**Your task**
Reproduce each line exactly, including spacing and punctuation.

== Recorded information ==

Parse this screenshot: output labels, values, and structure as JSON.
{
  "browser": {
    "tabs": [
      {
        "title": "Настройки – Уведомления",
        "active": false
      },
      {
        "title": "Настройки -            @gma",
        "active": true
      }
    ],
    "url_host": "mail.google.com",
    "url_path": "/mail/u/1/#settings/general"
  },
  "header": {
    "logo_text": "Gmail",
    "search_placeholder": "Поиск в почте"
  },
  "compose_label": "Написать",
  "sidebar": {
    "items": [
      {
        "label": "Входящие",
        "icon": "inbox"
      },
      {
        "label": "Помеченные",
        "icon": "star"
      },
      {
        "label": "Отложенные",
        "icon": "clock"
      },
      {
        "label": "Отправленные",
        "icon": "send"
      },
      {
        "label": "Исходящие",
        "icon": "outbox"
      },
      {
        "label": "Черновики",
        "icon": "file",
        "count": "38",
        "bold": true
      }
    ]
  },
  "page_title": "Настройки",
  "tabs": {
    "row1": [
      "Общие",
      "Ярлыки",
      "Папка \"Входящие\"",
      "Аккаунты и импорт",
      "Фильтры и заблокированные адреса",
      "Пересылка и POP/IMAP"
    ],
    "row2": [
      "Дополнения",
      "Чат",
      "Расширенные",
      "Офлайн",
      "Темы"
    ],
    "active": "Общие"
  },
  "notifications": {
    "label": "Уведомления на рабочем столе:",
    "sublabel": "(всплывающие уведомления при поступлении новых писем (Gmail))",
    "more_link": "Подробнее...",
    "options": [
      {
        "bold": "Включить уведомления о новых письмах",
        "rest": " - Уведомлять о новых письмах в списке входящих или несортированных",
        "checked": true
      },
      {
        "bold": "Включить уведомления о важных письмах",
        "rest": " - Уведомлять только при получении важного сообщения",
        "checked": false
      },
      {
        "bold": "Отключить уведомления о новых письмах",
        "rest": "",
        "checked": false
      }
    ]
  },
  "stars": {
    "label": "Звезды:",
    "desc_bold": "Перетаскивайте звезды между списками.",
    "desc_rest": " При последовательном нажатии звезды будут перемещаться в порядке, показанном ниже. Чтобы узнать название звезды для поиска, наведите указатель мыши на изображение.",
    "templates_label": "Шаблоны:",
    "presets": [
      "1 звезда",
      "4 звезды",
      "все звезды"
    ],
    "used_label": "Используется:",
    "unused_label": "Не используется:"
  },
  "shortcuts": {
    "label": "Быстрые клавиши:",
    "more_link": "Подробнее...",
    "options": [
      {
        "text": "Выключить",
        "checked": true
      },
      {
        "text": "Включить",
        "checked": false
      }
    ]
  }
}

===

**Final answer**
Parse this screenshot: output labels, values, and structure as JSON.
{
  "browser": {
    "tabs": [
      {
        "title": "Настройки – Уведомления",
        "active": false
      },
      {
        "title": "Настройки -            @gma",
        "active": true
      }
    ],
    "url_host": "mail.google.com",
    "url_path": "/mail/u/1/#settings/general"
  },
  "header": {
    "logo_text": "Gmail",
    "search_placeholder": "Поиск в почте"
  },
  "compose_label": "Написать",
  "sidebar": {
    "items": [
      {
        "label": "Входящие",
        "icon": "inbox"
      },
      {
        "label": "Помеченные",
        "icon": "star"
      },
      {
        "label": "Отложенные",
        "icon": "clock"
      },
      {
        "label": "Отправленные",
        "icon": "send"
      },
      {
        "label": "Исходящие",
        "icon": "outbox"
      },
      {
        "label": "Черновики",
        "icon": "file",
        "count": "38",
        "bold": true
      }
    ]
  },
  "page_title": "Настройки",
  "tabs": {
    "row1": [
      "Общие",
      "Ярлыки",
      "Папка \"Входящие\"",
      "Аккаунты и импорт",
      "Фильтры и заблокированные адреса",
      "Пересылка и POP/IMAP"
    ],
    "row2": [
      "Дополнения",
      "Чат",
      "Расширенные",
      "Офлайн",
      "Темы"
    ],
    "active": "Общие"
  },
  "notifications": {
    "label": "Уведомления на рабочем столе:",
    "sublabel": "(всплывающие уведомления при поступлении новых писем (Gmail))",
    "more_link": "Подробнее...",
    "options": [
      {
        "bold": "Включить уведомления о новых письмах",
        "rest": " - Уведомлять о новых письмах в списке входящих или несортированных",
        "checked": true
      },
      {
        "bold": "Включить уведомления о важных письмах",
        "rest": " - Уведомлять только при получении важного сообщения",
        "checked": false
      },
      {
        "bold": "Отключить уведомления о новых письмах",
        "rest": "",
        "checked": false
      }
    ]
  },
  "stars": {
    "label": "Звезды:",
    "desc_bold": "Перетаскивайте звезды между списками.",
    "desc_rest": " При последовательном нажатии звезды будут перемещаться в порядке, показанном ниже. Чтобы узнать название звезды для поиска, наведите указатель мыши на изображение.",
    "templates_label": "Шаблоны:",
    "presets": [
      "1 звезда",
      "4 звезды",
      "все звезды"
    ],
    "used_label": "Используется:",
    "unused_label": "Не используется:"
  },
  "shortcuts": {
    "label": "Быстрые клавиши:",
    "more_link": "Подробнее...",
    "options": [
      {
        "text": "Выключить",
        "checked": true
      },
      {
        "text": "Включить",
        "checked": false
      }
    ]
  }
}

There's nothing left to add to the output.